Stored entries:
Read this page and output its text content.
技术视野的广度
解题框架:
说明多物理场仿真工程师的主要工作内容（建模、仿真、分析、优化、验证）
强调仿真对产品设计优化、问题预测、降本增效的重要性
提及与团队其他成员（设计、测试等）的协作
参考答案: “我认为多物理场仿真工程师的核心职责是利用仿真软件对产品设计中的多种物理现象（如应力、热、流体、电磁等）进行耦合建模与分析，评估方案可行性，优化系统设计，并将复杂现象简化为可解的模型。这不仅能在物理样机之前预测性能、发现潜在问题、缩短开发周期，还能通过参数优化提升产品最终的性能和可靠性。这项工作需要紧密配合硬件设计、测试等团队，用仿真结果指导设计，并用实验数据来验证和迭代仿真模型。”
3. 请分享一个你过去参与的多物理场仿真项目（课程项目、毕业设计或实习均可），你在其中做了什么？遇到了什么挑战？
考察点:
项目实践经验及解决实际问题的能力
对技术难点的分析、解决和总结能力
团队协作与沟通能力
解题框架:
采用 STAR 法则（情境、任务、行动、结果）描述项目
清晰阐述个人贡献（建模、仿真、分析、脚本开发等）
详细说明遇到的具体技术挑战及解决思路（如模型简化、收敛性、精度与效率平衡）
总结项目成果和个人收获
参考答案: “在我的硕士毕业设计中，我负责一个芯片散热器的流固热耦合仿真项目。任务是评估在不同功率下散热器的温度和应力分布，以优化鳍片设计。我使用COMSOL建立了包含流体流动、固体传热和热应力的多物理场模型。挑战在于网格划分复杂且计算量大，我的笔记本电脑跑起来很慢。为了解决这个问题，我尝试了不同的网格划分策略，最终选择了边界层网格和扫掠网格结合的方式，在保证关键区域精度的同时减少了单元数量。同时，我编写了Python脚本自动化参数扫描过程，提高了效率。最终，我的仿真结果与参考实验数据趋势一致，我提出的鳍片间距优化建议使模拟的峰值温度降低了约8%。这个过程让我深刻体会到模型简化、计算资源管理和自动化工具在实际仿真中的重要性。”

■ **Exercise directions**
Copy down the whole of the data above, matching it exactly.

■ **Task answer**
Read this page and output its text content.
技术视野的广度
解题框架:
说明多物理场仿真工程师的主要工作内容（建模、仿真、分析、优化、验证）
强调仿真对产品设计优化、问题预测、降本增效的重要性
提及与团队其他成员（设计、测试等）的协作
参考答案: “我认为多物理场仿真工程师的核心职责是利用仿真软件对产品设计中的多种物理现象（如应力、热、流体、电磁等）进行耦合建模与分析，评估方案可行性，优化系统设计，并将复杂现象简化为可解的模型。这不仅能在物理样机之前预测性能、发现潜在问题、缩短开发周期，还能通过参数优化提升产品最终的性能和可靠性。这项工作需要紧密配合硬件设计、测试等团队，用仿真结果指导设计，并用实验数据来验证和迭代仿真模型。”
3. 请分享一个你过去参与的多物理场仿真项目（课程项目、毕业设计或实习均可），你在其中做了什么？遇到了什么挑战？
考察点:
项目实践经验及解决实际问题的能力
对技术难点的分析、解决和总结能力
团队协作与沟通能力
解题框架:
采用 STAR 法则（情境、任务、行动、结果）描述项目
清晰阐述个人贡献（建模、仿真、分析、脚本开发等）
详细说明遇到的具体技术挑战及解决思路（如模型简化、收敛性、精度与效率平衡）
总结项目成果和个人收获
参考答案: “在我的硕士毕业设计中，我负责一个芯片散热器的流固热耦合仿真项目。任务是评估在不同功率下散热器的温度和应力分布，以优化鳍片设计。我使用COMSOL建立了包含流体流动、固体传热和热应力的多物理场模型。挑战在于网格划分复杂且计算量大，我的笔记本电脑跑起来很慢。为了解决这个问题，我尝试了不同的网格划分策略，最终选择了边界层网格和扫掠网格结合的方式，在保证关键区域精度的同时减少了单元数量。同时，我编写了Python脚本自动化参数扫描过程，提高了效率。最终，我的仿真结果与参考实验数据趋势一致，我提出的鳍片间距优化建议使模拟的峰值温度降低了约8%。这个过程让我深刻体会到模型简化、计算资源管理和自动化工具在实际仿真中的重要性。”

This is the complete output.